## WRITTEN PROBLEM
Check each line of the listing below for the word "JSON" and say how many lines have it. Nothing else should be written.

* START SUPPLIED ENTRIES *

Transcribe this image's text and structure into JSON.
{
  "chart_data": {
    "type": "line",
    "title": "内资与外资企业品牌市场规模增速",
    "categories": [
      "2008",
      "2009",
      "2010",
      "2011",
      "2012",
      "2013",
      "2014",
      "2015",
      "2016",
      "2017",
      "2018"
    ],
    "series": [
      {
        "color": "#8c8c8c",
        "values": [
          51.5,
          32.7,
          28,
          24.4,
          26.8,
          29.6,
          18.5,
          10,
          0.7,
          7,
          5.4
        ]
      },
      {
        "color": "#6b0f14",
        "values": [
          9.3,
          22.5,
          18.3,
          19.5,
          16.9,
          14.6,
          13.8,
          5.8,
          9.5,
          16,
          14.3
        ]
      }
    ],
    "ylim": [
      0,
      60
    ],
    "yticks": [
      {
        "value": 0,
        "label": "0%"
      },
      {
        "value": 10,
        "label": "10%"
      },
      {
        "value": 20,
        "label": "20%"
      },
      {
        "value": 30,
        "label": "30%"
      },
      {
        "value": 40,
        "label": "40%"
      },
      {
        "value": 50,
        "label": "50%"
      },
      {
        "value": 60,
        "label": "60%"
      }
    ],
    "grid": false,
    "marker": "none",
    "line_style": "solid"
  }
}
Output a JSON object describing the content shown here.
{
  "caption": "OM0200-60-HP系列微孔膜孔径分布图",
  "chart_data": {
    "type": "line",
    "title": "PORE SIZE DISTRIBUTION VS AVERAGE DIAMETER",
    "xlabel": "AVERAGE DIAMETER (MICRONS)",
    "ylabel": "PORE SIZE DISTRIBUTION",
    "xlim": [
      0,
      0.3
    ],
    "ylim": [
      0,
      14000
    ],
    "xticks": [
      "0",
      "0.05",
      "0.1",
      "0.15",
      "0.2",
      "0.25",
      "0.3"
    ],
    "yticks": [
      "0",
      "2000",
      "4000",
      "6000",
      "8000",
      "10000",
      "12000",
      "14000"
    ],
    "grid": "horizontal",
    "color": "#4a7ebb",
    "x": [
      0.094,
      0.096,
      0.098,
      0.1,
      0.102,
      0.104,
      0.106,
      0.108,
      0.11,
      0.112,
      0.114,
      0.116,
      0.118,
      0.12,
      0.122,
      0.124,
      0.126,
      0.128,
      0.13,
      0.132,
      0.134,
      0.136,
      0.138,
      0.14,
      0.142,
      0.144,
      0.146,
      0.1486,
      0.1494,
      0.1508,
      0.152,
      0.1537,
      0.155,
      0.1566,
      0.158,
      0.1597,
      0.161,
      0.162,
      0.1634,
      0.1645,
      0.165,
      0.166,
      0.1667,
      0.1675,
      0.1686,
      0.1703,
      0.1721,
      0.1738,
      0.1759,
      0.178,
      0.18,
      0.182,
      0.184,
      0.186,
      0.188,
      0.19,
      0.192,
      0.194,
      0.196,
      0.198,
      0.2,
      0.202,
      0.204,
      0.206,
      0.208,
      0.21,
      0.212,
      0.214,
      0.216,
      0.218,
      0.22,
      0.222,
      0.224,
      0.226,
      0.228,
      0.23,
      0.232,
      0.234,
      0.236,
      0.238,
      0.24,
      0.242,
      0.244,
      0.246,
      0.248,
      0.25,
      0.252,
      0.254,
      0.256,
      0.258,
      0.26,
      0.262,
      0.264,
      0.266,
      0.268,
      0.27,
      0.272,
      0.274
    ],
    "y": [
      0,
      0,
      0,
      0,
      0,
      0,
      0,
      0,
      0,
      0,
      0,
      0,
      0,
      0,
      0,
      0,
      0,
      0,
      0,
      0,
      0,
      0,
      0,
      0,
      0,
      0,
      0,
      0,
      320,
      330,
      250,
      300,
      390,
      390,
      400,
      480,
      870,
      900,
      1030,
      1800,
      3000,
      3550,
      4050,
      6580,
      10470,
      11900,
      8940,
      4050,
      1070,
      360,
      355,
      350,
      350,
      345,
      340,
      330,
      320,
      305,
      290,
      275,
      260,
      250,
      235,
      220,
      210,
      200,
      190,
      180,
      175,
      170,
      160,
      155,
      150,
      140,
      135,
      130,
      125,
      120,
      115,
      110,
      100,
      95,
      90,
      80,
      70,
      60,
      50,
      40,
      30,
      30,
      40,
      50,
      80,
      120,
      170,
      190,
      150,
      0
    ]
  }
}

* END SUPPLIED ENTRIES *

## RESULT OF THIS TASK
2